_WHAT IS BEING ASKED_: Reproduce the lines of the material exactly, excluding every image.

_GIVEN RECORDS_:
— start —
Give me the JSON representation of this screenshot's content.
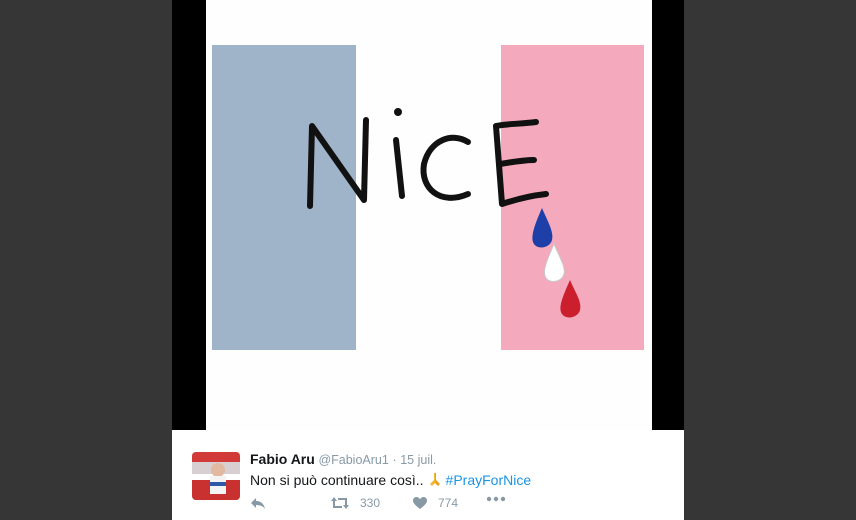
{
  "tweet": {
    "author_name": "Fabio Aru",
    "handle": "@FabioAru1",
    "separator": "·",
    "date": "15 juil.",
    "text": "Non si può continuare così..",
    "hashtag": "#PrayForNice",
    "retweet_count": "330",
    "like_count": "774"
  },
  "media": {
    "word": "NiCE",
    "colors": {
      "left_band": "#9fb4c8",
      "right_band": "#f5a9bc",
      "drop_blue": "#1f3fa8",
      "drop_white": "#ffffff",
      "drop_red": "#cc1f2e"
    }
  },
  "icons": {
    "reply": "reply-icon",
    "retweet": "retweet-icon",
    "like": "heart-icon",
    "more": "more-icon",
    "emoji": "praying-hands-icon"
  }
}
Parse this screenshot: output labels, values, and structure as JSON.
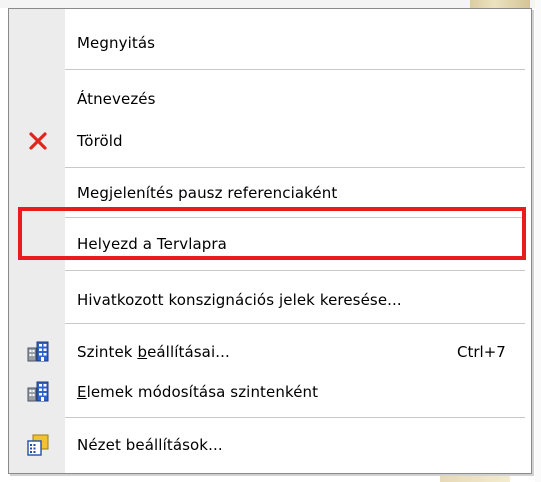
— end —
_SOLUTION FOR THIS TASK_:
Give me the JSON representation of this screenshot's content.
{
  "tweet": {
    "author_name": "Fabio Aru",
    "handle": "@FabioAru1",
    "separator": "·",
    "date": "15 juil.",
    "text": "Non si può continuare così..",
    "hashtag": "#PrayForNice",
    "retweet_count": "330",
    "like_count": "774"
  },
  "media": {
    "word": "NiCE",
    "colors": {
      "left_band": "#9fb4c8",
      "right_band": "#f5a9bc",
      "drop_blue": "#1f3fa8",
      "drop_white": "#ffffff",
      "drop_red": "#cc1f2e"
    }
  },
  "icons": {
    "reply": "reply-icon",
    "retweet": "retweet-icon",
    "like": "heart-icon",
    "more": "more-icon",
    "emoji": "praying-hands-icon"
  }
}
Parse this screenshot: output labels, values, and structure as JSON.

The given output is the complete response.